SET EXERCISE: Exclude the pictures and reproduce the remaining data exactly as written.

Dataset records:
* * * *

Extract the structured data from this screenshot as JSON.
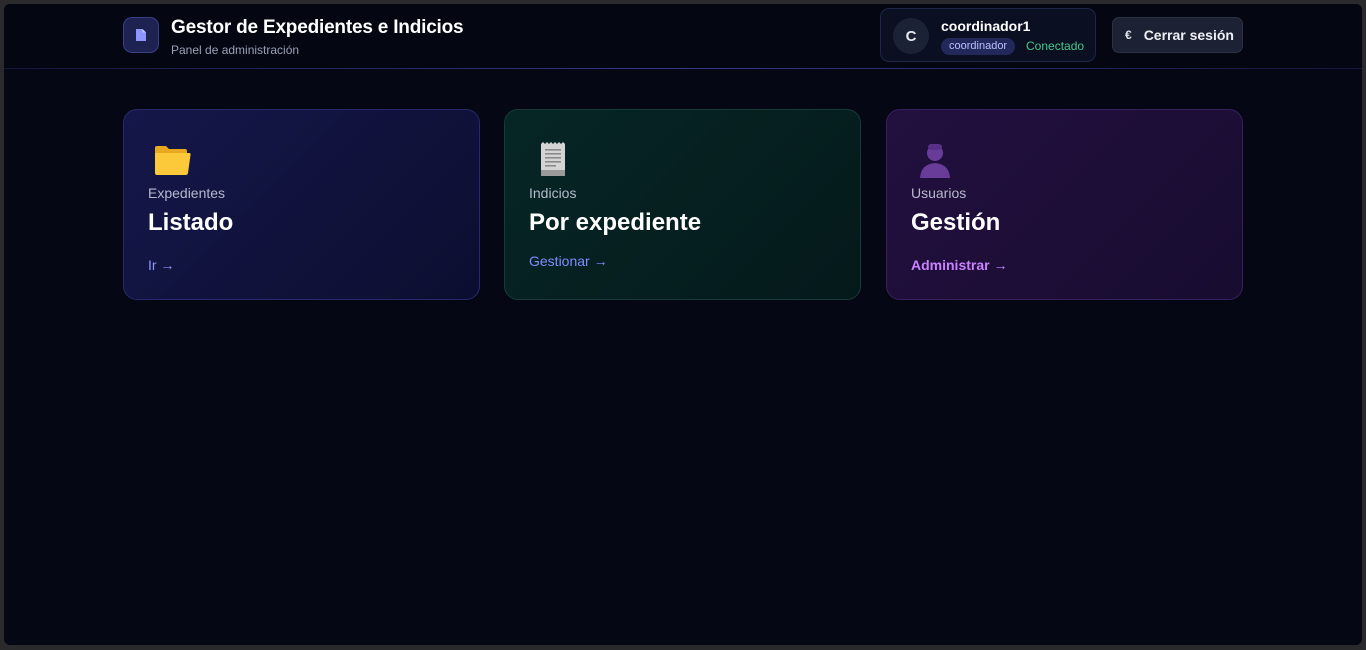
{
  "header": {
    "title": "Gestor de Expedientes e Indicios",
    "subtitle": "Panel de administración",
    "logo_icon": "document-icon"
  },
  "user": {
    "avatar_initial": "C",
    "username": "coordinador1",
    "role": "coordinador",
    "status": "Conectado",
    "status_color": "#43c98a"
  },
  "logout": {
    "label": "Cerrar sesión",
    "icon": "logout-icon",
    "icon_glyph": "€"
  },
  "cards": [
    {
      "category": "Expedientes",
      "title": "Listado",
      "link": "Ir →",
      "icon": "folder-icon",
      "accent": "#8e93ff"
    },
    {
      "category": "Indicios",
      "title": "Por expediente",
      "link": "Gestionar →",
      "icon": "receipt-icon",
      "accent": "#7f8dff"
    },
    {
      "category": "Usuarios",
      "title": "Gestión",
      "link": "Administrar →",
      "icon": "user-icon",
      "accent": "#c982ff"
    }
  ]
}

* * * *

RESPONSE TO THIS TASK:
Extract the structured data from this screenshot as JSON.
{
  "header": {
    "title": "Gestor de Expedientes e Indicios",
    "subtitle": "Panel de administración",
    "logo_icon": "document-icon"
  },
  "user": {
    "avatar_initial": "C",
    "username": "coordinador1",
    "role": "coordinador",
    "status": "Conectado",
    "status_color": "#43c98a"
  },
  "logout": {
    "label": "Cerrar sesión",
    "icon": "logout-icon",
    "icon_glyph": "€"
  },
  "cards": [
    {
      "category": "Expedientes",
      "title": "Listado",
      "link": "Ir →",
      "icon": "folder-icon",
      "accent": "#8e93ff"
    },
    {
      "category": "Indicios",
      "title": "Por expediente",
      "link": "Gestionar →",
      "icon": "receipt-icon",
      "accent": "#7f8dff"
    },
    {
      "category": "Usuarios",
      "title": "Gestión",
      "link": "Administrar →",
      "icon": "user-icon",
      "accent": "#c982ff"
    }
  ]
}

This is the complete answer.